[start Recorded information]
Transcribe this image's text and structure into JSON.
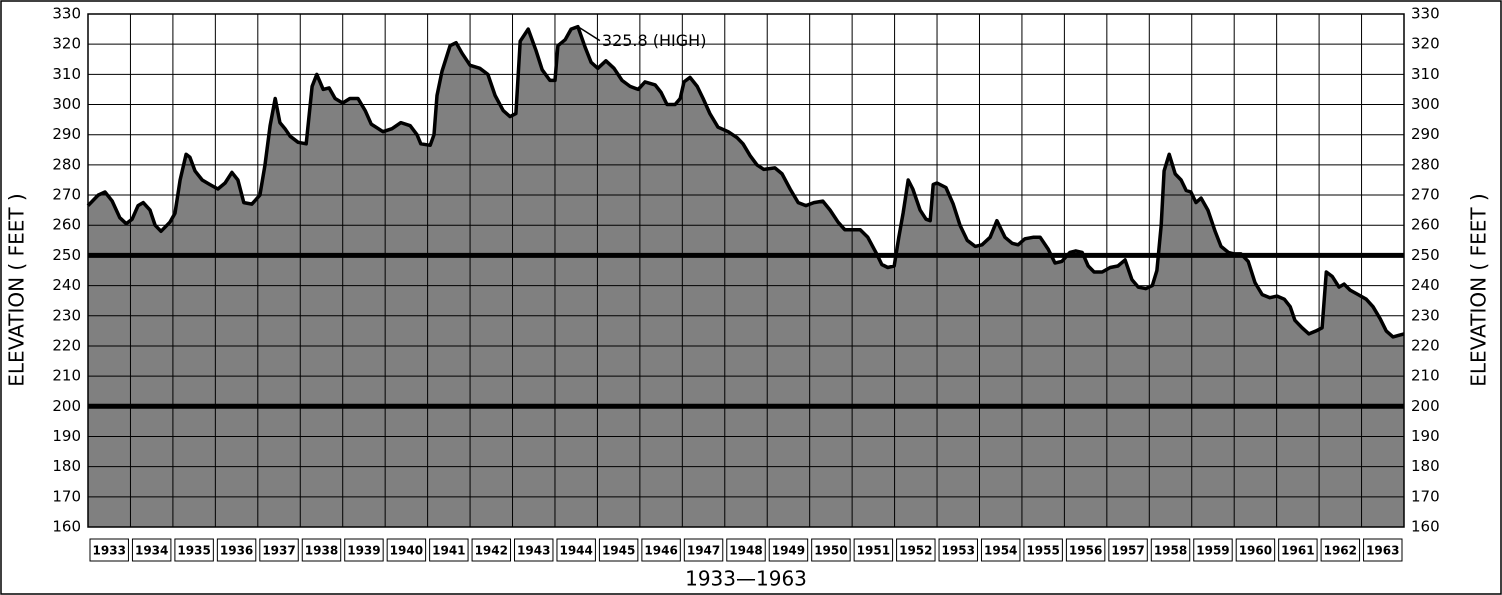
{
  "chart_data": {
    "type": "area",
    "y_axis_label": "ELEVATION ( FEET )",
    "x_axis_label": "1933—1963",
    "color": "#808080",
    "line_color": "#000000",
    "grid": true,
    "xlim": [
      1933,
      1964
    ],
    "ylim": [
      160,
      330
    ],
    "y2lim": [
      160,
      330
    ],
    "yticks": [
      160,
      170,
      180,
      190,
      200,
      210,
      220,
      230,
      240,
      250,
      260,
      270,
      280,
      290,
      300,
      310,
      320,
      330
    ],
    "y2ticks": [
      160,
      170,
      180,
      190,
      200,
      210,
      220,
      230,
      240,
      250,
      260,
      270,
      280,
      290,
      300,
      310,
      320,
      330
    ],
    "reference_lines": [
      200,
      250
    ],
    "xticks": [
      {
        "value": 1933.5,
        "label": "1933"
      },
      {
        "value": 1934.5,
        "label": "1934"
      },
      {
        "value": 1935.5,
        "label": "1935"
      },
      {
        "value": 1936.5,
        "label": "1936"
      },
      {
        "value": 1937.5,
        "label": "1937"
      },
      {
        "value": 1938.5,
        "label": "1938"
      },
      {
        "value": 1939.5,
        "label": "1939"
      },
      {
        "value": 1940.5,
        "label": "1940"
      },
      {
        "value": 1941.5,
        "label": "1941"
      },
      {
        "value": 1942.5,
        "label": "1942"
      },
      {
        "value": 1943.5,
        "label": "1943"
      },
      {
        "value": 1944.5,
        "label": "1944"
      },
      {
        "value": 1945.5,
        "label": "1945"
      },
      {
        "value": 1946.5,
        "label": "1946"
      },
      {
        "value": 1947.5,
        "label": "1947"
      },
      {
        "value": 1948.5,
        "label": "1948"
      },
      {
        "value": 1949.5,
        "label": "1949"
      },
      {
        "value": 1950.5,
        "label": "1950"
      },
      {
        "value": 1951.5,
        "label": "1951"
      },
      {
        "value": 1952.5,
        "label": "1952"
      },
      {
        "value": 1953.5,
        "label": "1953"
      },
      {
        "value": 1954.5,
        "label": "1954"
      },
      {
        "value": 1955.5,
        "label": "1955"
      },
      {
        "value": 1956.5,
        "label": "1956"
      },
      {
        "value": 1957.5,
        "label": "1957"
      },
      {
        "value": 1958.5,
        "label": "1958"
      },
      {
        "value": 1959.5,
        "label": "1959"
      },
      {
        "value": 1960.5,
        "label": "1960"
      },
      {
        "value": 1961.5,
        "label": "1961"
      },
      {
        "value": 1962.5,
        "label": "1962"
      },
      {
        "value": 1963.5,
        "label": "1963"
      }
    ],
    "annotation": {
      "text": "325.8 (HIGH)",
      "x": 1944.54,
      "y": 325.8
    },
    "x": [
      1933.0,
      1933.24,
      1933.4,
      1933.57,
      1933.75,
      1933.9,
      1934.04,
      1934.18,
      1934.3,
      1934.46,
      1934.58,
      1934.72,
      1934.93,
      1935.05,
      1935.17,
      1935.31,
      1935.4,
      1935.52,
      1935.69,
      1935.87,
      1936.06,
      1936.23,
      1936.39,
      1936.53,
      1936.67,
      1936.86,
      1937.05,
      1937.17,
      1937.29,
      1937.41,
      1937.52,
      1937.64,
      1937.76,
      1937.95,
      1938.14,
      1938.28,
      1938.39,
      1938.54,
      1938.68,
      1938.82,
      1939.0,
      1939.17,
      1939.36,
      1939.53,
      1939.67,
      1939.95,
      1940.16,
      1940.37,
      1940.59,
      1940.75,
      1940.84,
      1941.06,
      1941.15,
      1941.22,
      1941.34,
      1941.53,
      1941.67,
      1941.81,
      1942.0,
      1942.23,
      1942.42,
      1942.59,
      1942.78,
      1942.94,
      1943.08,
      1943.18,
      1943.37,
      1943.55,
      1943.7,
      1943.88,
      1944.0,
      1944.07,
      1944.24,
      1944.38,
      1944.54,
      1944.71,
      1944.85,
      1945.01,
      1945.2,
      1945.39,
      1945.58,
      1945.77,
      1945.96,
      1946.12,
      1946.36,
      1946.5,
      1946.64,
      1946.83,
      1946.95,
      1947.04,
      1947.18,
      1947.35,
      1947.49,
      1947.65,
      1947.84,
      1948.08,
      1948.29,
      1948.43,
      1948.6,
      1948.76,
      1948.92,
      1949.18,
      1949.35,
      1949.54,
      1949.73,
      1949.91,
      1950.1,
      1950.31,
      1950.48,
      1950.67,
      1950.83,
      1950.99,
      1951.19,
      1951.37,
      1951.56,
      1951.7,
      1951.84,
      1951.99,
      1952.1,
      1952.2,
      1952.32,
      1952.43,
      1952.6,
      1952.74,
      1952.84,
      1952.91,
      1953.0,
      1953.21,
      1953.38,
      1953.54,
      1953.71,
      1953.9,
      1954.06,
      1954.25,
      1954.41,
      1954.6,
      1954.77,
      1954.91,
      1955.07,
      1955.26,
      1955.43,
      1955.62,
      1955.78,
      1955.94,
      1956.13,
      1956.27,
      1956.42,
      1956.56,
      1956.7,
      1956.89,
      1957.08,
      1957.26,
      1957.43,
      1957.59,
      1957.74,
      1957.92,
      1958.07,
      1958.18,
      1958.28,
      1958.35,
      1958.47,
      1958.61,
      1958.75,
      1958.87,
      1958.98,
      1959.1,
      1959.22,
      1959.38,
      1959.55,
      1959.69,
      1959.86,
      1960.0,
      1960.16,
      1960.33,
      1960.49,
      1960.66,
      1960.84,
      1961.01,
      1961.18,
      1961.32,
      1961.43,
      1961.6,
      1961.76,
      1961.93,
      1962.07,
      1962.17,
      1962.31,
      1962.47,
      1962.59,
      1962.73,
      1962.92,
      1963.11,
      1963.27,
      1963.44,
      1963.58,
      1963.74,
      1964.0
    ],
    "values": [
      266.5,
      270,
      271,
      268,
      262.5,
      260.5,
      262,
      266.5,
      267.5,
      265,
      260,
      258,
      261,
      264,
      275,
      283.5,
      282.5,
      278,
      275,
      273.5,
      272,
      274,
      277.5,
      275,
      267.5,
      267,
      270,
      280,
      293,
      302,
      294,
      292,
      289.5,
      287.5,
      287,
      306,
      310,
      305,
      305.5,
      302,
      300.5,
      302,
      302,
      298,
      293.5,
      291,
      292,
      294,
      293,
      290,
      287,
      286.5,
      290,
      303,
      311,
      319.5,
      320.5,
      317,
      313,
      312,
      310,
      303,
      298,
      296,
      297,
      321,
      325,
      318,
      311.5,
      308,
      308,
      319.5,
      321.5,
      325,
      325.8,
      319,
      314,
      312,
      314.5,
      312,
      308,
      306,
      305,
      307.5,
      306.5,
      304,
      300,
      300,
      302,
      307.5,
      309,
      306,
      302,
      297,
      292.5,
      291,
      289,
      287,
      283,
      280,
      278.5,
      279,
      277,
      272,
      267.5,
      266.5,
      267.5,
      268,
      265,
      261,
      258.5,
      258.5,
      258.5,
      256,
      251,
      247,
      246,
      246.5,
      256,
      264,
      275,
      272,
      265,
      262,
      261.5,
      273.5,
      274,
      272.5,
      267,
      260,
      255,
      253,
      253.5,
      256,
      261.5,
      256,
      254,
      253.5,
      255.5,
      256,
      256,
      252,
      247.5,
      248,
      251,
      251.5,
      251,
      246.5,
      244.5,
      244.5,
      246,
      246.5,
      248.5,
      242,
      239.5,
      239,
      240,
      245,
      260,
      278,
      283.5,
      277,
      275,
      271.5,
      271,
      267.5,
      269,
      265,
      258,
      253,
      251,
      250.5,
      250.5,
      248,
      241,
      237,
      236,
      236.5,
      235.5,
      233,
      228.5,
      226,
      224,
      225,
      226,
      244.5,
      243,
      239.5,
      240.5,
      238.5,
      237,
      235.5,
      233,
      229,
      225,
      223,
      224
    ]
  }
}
[end Recorded information]
[start Recorded information]
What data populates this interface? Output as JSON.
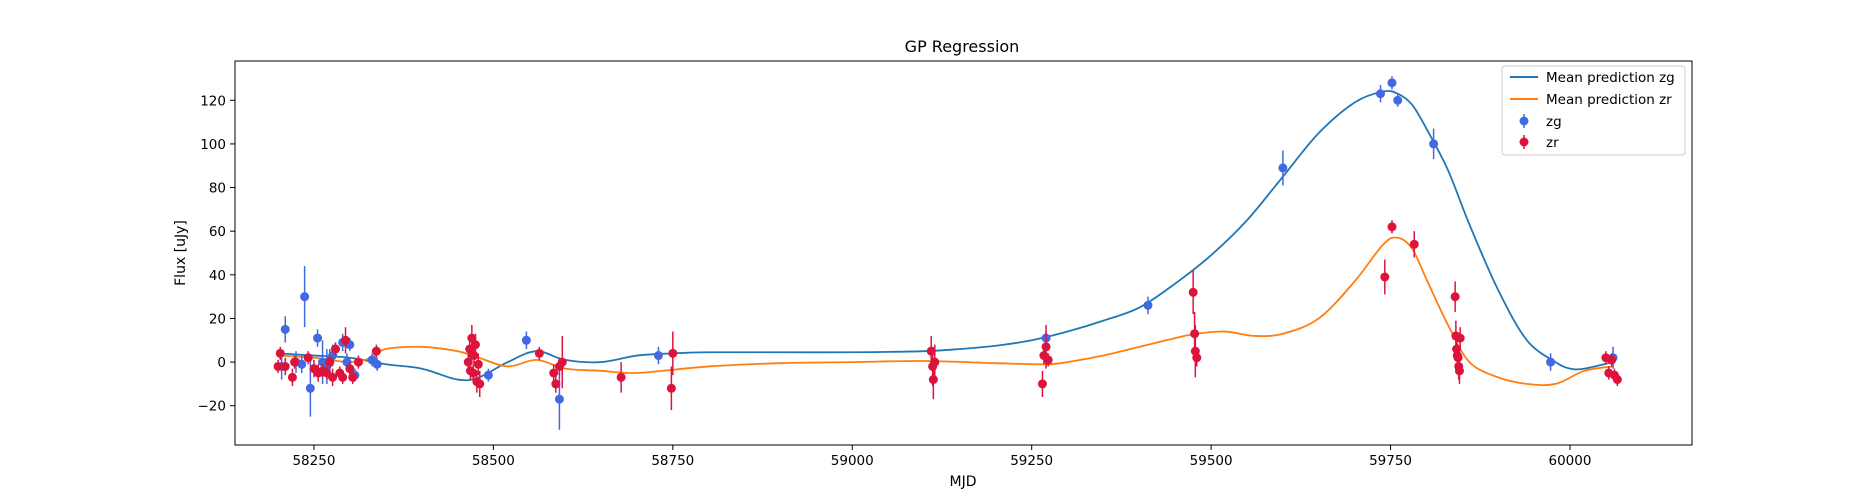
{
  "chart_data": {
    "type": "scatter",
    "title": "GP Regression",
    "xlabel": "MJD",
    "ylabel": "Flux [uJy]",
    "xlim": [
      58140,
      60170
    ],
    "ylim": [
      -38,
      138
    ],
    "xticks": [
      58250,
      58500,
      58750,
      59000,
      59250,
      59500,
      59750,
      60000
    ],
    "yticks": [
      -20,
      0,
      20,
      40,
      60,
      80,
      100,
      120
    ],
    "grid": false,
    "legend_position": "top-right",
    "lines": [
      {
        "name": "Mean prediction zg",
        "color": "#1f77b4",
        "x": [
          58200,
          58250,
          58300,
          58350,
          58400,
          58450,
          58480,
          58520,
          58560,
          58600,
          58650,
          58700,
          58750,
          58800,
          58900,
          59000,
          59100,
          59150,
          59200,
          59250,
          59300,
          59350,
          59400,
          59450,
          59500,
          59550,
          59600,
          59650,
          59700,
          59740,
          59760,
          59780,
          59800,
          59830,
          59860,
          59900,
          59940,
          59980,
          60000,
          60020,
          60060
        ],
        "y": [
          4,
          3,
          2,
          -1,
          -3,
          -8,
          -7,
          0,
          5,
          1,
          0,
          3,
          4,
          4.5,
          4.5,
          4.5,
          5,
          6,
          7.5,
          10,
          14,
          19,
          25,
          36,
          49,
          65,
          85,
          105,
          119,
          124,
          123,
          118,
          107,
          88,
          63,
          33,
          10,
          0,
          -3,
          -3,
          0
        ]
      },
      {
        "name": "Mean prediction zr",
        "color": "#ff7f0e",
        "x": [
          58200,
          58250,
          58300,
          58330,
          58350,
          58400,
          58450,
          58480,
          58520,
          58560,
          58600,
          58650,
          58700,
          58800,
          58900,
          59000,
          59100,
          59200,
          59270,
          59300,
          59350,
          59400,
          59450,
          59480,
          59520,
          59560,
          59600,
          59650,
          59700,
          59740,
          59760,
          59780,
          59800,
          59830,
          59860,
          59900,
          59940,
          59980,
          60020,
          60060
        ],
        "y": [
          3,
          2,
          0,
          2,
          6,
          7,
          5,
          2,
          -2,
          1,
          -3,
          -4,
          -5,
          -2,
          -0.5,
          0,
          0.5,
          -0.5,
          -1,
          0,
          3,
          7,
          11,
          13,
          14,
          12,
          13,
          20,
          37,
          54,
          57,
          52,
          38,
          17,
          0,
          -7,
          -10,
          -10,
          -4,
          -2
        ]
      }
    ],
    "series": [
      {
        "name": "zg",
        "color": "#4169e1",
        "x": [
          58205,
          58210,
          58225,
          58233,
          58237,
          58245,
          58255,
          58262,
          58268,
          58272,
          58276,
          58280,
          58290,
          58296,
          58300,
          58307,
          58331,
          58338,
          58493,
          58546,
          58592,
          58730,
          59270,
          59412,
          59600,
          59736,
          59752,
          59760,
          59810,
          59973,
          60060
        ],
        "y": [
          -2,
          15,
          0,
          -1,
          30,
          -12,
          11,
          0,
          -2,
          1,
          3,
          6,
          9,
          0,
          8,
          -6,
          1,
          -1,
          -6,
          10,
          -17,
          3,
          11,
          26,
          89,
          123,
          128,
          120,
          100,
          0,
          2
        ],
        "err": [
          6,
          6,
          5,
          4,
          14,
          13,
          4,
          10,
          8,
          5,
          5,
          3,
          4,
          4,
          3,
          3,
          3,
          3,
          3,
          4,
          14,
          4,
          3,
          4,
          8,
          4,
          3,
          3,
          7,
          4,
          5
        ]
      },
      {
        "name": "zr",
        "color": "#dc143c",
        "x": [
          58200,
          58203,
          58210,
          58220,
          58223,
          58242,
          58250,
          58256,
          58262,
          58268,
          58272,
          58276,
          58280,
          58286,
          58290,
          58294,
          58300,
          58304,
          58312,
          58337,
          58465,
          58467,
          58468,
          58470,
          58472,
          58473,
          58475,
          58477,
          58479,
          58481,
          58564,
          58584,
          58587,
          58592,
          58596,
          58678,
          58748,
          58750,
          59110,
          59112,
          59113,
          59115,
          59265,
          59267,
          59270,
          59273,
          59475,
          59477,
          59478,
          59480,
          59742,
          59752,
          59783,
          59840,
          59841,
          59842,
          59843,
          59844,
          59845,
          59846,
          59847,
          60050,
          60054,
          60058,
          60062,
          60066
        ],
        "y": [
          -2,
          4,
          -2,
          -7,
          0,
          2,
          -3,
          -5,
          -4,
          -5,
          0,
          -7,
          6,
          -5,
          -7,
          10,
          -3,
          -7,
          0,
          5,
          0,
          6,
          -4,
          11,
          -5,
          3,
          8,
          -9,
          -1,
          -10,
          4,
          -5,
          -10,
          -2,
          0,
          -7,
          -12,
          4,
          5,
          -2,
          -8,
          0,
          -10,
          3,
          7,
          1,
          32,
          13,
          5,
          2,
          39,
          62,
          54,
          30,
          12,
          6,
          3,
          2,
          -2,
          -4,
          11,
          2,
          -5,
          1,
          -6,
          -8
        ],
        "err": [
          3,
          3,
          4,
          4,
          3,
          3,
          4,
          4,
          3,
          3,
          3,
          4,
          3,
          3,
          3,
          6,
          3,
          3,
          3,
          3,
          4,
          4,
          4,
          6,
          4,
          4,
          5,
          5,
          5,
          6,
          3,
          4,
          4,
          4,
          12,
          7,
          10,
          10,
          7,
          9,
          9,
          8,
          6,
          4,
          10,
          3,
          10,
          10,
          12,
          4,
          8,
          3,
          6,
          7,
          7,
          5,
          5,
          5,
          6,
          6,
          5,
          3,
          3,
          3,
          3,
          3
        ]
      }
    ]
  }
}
[end Recorded information]
### Instructions to follow:
Among the entries above, how many lines include the word "name"? Reply with the number only.

### Solution for this exercise:
4